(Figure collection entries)
[START]

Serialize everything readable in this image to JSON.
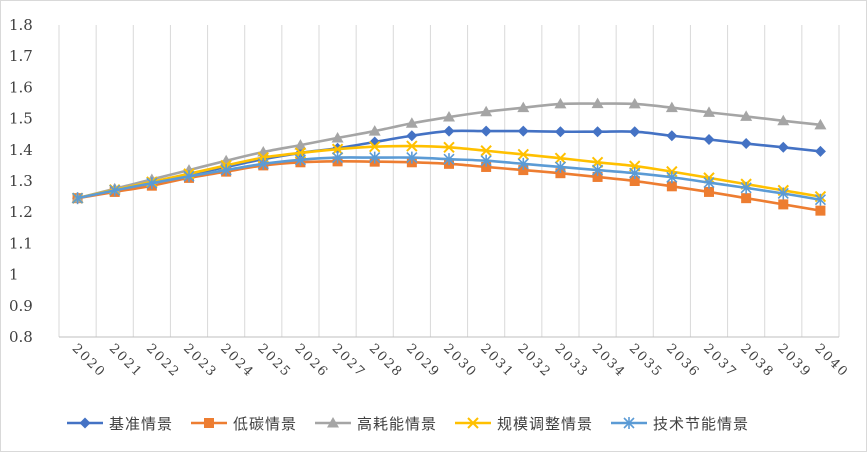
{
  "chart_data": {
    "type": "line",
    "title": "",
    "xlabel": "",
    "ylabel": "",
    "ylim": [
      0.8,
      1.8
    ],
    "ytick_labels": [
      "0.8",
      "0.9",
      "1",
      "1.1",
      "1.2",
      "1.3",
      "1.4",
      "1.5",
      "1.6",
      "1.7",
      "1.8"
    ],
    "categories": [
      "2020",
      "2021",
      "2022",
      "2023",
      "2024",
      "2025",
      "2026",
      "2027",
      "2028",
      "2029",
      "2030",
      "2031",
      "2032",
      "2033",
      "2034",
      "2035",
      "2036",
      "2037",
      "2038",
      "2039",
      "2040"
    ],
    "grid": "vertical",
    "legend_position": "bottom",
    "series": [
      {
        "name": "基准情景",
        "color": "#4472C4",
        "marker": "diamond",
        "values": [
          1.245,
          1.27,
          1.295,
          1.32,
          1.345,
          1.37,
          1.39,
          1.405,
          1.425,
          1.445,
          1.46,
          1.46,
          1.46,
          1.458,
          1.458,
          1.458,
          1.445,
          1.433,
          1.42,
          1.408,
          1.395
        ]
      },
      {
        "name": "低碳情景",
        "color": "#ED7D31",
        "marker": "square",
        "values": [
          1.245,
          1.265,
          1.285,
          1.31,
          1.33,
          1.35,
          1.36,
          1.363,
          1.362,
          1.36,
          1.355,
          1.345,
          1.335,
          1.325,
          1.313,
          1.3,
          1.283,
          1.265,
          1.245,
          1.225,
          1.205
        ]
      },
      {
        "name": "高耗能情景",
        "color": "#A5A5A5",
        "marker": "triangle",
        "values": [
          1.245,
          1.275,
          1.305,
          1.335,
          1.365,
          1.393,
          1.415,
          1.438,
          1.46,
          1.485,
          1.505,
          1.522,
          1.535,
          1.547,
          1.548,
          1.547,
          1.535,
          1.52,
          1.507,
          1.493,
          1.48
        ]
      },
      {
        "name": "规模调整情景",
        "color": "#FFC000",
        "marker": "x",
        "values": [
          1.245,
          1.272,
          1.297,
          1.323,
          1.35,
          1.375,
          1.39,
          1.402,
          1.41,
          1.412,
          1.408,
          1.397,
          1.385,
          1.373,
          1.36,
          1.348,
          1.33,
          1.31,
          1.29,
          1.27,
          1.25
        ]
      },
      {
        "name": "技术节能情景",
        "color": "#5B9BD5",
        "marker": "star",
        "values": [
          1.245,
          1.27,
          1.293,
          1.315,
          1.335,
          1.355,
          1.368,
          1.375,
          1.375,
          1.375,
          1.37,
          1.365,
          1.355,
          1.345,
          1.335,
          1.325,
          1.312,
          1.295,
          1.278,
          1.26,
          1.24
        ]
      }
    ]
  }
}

[END]
[START]

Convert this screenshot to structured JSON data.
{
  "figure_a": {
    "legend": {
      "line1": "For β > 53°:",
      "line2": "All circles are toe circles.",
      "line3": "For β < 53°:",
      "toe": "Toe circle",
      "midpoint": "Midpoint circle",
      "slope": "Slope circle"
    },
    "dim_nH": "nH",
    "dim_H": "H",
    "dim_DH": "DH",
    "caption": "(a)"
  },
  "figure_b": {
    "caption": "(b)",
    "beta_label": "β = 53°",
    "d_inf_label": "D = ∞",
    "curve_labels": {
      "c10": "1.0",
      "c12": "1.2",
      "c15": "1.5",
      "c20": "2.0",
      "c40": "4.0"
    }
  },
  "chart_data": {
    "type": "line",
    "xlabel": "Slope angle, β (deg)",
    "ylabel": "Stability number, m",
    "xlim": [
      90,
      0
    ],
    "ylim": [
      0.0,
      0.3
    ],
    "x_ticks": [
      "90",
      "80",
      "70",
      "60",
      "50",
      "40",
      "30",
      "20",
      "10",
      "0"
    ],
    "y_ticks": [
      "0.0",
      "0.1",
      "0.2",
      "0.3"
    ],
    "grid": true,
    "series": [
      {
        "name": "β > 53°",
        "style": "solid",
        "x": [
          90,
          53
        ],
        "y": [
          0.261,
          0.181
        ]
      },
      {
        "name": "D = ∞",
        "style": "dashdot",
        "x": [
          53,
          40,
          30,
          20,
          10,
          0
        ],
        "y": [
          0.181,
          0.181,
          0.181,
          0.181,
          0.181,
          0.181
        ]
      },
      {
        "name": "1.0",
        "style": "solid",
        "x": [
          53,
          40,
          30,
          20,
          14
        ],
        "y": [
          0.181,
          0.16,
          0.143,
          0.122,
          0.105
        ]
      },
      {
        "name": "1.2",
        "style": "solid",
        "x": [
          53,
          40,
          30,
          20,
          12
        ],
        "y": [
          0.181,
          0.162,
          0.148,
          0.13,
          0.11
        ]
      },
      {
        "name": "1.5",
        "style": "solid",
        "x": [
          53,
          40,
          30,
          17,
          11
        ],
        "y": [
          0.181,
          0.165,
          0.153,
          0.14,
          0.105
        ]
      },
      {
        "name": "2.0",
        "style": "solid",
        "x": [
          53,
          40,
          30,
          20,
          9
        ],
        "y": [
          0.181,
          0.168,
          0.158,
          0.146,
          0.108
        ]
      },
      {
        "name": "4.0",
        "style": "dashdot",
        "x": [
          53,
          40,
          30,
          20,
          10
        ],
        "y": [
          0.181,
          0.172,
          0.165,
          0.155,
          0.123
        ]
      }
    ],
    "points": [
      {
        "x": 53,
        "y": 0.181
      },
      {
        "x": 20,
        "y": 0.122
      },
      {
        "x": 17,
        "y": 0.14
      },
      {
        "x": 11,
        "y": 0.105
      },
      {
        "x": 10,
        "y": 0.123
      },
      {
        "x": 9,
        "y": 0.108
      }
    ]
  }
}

[END]

Copy every line above in which the string "Slope" shows up.

      "slope": "Slope circle"
    "xlabel": "Slope angle, β (deg)",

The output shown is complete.